### Requirements
Only the number is wanted: how many lines hold the word "patient"?

● ● ● ●

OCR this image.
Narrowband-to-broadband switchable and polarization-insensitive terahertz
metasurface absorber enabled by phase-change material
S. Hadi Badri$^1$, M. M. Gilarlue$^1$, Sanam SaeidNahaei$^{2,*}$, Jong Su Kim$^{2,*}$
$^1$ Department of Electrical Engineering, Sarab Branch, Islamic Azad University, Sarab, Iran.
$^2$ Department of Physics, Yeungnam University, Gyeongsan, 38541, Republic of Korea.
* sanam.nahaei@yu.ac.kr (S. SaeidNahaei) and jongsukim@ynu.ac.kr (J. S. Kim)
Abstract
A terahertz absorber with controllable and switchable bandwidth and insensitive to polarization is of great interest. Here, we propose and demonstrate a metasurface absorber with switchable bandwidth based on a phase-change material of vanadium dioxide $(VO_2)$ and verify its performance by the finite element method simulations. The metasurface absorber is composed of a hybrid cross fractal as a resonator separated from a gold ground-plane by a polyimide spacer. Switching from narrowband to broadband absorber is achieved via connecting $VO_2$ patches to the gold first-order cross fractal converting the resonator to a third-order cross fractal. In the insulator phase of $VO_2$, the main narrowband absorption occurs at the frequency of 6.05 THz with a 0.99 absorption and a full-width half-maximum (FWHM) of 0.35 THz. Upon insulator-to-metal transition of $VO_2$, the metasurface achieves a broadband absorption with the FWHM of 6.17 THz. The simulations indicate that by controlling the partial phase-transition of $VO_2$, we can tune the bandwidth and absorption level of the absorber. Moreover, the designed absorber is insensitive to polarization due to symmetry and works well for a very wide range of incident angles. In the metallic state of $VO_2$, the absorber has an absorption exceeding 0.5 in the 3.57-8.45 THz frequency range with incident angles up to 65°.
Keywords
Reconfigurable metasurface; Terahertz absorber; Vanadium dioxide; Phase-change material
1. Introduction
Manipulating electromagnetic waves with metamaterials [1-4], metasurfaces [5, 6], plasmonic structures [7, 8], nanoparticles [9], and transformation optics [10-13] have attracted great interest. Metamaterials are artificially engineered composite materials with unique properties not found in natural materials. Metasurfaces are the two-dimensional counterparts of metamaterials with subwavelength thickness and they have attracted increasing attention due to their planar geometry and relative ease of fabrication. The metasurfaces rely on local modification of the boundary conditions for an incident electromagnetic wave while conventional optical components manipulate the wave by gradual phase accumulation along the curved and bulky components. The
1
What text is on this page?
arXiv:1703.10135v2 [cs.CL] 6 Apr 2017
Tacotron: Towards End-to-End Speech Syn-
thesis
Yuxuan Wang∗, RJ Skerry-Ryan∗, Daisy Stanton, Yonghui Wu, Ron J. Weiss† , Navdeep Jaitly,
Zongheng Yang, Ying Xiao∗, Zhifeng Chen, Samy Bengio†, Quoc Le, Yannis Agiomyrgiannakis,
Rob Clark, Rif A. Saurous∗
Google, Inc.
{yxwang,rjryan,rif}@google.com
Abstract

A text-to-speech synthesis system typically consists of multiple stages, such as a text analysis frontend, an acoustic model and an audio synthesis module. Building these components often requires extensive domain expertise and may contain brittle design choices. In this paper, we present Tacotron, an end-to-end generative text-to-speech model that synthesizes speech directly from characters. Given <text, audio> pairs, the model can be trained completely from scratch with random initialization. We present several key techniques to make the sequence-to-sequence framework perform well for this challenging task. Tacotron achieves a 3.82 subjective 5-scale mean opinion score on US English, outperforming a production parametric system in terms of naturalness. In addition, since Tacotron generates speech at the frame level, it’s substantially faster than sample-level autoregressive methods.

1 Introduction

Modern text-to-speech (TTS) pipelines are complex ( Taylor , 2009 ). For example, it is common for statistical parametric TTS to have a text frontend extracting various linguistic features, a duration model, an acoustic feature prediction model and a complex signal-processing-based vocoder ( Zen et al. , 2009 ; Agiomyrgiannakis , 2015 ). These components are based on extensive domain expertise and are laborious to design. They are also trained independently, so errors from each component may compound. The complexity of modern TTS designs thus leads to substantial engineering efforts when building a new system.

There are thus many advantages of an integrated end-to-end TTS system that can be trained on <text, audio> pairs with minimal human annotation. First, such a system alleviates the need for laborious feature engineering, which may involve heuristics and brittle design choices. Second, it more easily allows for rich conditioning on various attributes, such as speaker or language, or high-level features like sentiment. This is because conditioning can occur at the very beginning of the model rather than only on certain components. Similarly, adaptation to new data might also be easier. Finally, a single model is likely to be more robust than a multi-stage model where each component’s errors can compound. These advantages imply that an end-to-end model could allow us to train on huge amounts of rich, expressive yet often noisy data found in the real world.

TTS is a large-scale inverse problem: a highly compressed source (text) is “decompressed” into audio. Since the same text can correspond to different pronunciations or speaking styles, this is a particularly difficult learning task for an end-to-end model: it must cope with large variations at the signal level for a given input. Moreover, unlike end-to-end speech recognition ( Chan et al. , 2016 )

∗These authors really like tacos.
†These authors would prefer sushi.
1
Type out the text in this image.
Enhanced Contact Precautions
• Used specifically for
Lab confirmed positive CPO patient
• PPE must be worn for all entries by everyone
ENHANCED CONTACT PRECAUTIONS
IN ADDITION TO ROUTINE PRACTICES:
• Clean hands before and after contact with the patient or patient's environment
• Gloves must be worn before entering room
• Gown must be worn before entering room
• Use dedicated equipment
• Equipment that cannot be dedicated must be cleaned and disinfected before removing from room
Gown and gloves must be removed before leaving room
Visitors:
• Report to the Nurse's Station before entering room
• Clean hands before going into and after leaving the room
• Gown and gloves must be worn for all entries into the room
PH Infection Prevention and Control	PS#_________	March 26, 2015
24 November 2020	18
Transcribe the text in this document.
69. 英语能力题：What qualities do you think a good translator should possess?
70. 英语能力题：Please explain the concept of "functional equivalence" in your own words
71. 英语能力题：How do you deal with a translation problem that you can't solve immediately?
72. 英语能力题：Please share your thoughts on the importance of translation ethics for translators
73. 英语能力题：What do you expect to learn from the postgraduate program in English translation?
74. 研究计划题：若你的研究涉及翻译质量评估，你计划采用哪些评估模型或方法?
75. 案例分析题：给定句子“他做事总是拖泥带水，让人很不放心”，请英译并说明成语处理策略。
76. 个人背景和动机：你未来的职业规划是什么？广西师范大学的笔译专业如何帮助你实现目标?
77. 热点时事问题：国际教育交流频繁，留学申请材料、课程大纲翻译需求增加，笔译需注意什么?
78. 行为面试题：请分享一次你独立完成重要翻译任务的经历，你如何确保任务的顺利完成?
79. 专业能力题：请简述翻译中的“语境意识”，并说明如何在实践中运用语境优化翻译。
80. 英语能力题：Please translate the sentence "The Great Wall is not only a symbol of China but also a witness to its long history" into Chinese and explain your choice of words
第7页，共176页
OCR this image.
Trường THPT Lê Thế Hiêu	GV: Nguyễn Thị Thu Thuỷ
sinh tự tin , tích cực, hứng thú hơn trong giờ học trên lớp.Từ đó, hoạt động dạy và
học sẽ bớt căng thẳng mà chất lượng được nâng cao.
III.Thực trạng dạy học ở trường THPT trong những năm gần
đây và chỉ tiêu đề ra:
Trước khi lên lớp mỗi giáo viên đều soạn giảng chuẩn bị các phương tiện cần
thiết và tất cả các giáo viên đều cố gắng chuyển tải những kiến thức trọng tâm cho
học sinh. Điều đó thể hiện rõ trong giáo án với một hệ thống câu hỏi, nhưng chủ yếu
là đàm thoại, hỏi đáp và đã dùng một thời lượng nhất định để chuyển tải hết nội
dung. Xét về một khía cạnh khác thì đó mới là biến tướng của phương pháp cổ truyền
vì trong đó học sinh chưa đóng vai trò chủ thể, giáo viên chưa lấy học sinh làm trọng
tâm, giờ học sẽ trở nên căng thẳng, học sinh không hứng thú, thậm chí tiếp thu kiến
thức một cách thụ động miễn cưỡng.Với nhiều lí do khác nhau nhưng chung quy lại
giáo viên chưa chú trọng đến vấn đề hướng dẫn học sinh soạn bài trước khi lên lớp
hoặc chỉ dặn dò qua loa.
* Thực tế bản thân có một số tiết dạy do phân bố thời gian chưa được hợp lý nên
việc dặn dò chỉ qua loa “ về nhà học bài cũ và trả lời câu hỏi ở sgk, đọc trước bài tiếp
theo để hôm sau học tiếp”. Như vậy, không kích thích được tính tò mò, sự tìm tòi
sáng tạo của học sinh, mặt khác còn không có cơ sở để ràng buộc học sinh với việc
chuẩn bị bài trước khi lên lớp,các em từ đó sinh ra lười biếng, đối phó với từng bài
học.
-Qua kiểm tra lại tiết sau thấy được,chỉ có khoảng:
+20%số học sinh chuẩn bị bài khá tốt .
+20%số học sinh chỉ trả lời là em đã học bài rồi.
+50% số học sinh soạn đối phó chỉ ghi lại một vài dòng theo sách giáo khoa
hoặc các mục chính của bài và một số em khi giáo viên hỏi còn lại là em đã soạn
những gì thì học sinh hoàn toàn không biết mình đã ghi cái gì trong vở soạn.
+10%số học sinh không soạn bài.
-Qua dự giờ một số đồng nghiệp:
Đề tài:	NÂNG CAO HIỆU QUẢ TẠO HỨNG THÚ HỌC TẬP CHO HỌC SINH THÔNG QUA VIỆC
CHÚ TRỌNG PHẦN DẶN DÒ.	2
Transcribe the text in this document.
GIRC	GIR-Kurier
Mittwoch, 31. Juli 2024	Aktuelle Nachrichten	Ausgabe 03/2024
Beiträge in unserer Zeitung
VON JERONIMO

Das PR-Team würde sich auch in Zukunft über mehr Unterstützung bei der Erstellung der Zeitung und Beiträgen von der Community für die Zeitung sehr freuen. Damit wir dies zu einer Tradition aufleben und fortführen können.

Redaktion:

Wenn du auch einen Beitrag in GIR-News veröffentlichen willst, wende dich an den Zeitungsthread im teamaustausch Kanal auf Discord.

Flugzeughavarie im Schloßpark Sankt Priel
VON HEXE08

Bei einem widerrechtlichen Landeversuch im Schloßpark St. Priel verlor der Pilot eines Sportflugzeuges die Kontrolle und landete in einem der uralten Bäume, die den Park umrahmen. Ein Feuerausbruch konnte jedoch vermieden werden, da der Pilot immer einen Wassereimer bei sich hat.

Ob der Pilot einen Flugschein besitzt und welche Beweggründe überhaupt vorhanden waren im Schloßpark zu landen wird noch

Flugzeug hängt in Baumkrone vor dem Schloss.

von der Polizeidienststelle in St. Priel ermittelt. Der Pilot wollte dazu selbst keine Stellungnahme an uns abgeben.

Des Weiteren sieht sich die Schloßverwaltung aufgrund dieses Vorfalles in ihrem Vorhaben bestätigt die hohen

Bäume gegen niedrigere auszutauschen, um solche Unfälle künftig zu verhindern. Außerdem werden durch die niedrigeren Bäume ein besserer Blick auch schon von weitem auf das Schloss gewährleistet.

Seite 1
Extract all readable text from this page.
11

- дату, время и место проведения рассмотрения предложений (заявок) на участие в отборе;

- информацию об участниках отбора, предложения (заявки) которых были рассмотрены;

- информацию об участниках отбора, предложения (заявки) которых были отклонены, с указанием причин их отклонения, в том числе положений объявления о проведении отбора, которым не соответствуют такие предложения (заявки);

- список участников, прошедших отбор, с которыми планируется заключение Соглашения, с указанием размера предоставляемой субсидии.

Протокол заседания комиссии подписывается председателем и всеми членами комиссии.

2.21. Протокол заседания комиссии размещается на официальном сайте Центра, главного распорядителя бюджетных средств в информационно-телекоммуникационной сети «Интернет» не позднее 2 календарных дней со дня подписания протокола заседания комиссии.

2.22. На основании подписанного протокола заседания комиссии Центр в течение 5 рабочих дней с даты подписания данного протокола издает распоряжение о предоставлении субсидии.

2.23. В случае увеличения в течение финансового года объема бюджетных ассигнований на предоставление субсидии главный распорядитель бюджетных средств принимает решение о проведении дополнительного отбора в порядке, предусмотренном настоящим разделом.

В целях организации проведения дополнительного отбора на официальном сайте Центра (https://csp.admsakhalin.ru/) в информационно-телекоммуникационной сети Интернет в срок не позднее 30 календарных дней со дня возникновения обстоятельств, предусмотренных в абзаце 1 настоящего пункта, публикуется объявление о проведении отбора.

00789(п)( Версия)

● ● ● ●

### Answer
2